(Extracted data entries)
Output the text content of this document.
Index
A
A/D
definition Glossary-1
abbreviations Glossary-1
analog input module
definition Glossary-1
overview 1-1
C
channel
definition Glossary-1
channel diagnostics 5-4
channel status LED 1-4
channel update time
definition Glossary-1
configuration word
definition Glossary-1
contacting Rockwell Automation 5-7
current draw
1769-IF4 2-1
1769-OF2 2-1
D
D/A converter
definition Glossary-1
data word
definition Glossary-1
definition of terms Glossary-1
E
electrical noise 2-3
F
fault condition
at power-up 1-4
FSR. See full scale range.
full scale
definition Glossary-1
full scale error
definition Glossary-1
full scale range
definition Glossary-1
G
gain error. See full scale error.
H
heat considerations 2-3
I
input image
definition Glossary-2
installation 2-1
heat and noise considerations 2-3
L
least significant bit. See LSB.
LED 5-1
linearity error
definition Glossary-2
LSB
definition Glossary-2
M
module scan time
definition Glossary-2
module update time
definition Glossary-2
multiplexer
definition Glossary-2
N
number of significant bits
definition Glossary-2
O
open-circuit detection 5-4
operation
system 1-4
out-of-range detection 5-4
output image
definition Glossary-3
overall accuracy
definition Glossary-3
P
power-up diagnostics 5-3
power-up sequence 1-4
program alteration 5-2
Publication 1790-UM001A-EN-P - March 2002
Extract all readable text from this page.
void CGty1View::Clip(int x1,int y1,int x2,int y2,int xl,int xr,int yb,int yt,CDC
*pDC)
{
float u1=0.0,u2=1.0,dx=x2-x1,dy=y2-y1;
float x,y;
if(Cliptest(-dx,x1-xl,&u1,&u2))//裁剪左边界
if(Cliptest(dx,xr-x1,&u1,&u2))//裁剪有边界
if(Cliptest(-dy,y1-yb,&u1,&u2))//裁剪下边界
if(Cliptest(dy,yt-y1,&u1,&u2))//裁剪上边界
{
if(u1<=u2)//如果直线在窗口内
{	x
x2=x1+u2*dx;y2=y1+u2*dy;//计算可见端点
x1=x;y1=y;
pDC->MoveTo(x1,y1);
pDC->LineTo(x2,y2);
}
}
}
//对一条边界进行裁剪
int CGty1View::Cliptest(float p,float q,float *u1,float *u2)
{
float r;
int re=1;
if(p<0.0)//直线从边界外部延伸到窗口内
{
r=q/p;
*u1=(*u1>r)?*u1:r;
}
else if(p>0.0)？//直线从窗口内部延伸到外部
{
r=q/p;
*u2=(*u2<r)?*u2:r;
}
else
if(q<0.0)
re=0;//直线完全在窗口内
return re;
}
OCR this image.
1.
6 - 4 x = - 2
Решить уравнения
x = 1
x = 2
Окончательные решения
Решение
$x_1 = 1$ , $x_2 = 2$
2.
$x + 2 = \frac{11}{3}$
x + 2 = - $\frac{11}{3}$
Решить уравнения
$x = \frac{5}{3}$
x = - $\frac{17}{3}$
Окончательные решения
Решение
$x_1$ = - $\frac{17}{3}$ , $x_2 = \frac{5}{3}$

## [Exercise]
Write out every entry exactly as given.

## [Task answer]
Output the text content of this document.
Index
A
A/D
definition Glossary-1
abbreviations Glossary-1
analog input module
definition Glossary-1
overview 1-1
C
channel
definition Glossary-1
channel diagnostics 5-4
channel status LED 1-4
channel update time
definition Glossary-1
configuration word
definition Glossary-1
contacting Rockwell Automation 5-7
current draw
1769-IF4 2-1
1769-OF2 2-1
D
D/A converter
definition Glossary-1
data word
definition Glossary-1
definition of terms Glossary-1
E
electrical noise 2-3
F
fault condition
at power-up 1-4
FSR. See full scale range.
full scale
definition Glossary-1
full scale error
definition Glossary-1
full scale range
definition Glossary-1
G
gain error. See full scale error.
H
heat considerations 2-3
I
input image
definition Glossary-2
installation 2-1
heat and noise considerations 2-3
L
least significant bit. See LSB.
LED 5-1
linearity error
definition Glossary-2
LSB
definition Glossary-2
M
module scan time
definition Glossary-2
module update time
definition Glossary-2
multiplexer
definition Glossary-2
N
number of significant bits
definition Glossary-2
O
open-circuit detection 5-4
operation
system 1-4
out-of-range detection 5-4
output image
definition Glossary-3
overall accuracy
definition Glossary-3
P
power-up diagnostics 5-3
power-up sequence 1-4
program alteration 5-2
Publication 1790-UM001A-EN-P - March 2002
Extract all readable text from this page.
void CGty1View::Clip(int x1,int y1,int x2,int y2,int xl,int xr,int yb,int yt,CDC
*pDC)
{
float u1=0.0,u2=1.0,dx=x2-x1,dy=y2-y1;
float x,y;
if(Cliptest(-dx,x1-xl,&u1,&u2))//裁剪左边界
if(Cliptest(dx,xr-x1,&u1,&u2))//裁剪有边界
if(Cliptest(-dy,y1-yb,&u1,&u2))//裁剪下边界
if(Cliptest(dy,yt-y1,&u1,&u2))//裁剪上边界
{
if(u1<=u2)//如果直线在窗口内
{	x
x2=x1+u2*dx;y2=y1+u2*dy;//计算可见端点
x1=x;y1=y;
pDC->MoveTo(x1,y1);
pDC->LineTo(x2,y2);
}
}
}
//对一条边界进行裁剪
int CGty1View::Cliptest(float p,float q,float *u1,float *u2)
{
float r;
int re=1;
if(p<0.0)//直线从边界外部延伸到窗口内
{
r=q/p;
*u1=(*u1>r)?*u1:r;
}
else if(p>0.0)？//直线从窗口内部延伸到外部
{
r=q/p;
*u2=(*u2<r)?*u2:r;
}
else
if(q<0.0)
re=0;//直线完全在窗口内
return re;
}
OCR this image.
1.
6 - 4 x = - 2
Решить уравнения
x = 1
x = 2
Окончательные решения
Решение
$x_1 = 1$ , $x_2 = 2$
2.
$x + 2 = \frac{11}{3}$
x + 2 = - $\frac{11}{3}$
Решить уравнения
$x = \frac{5}{3}$
x = - $\frac{17}{3}$
Окончательные решения
Решение
$x_1$ = - $\frac{17}{3}$ , $x_2 = \frac{5}{3}$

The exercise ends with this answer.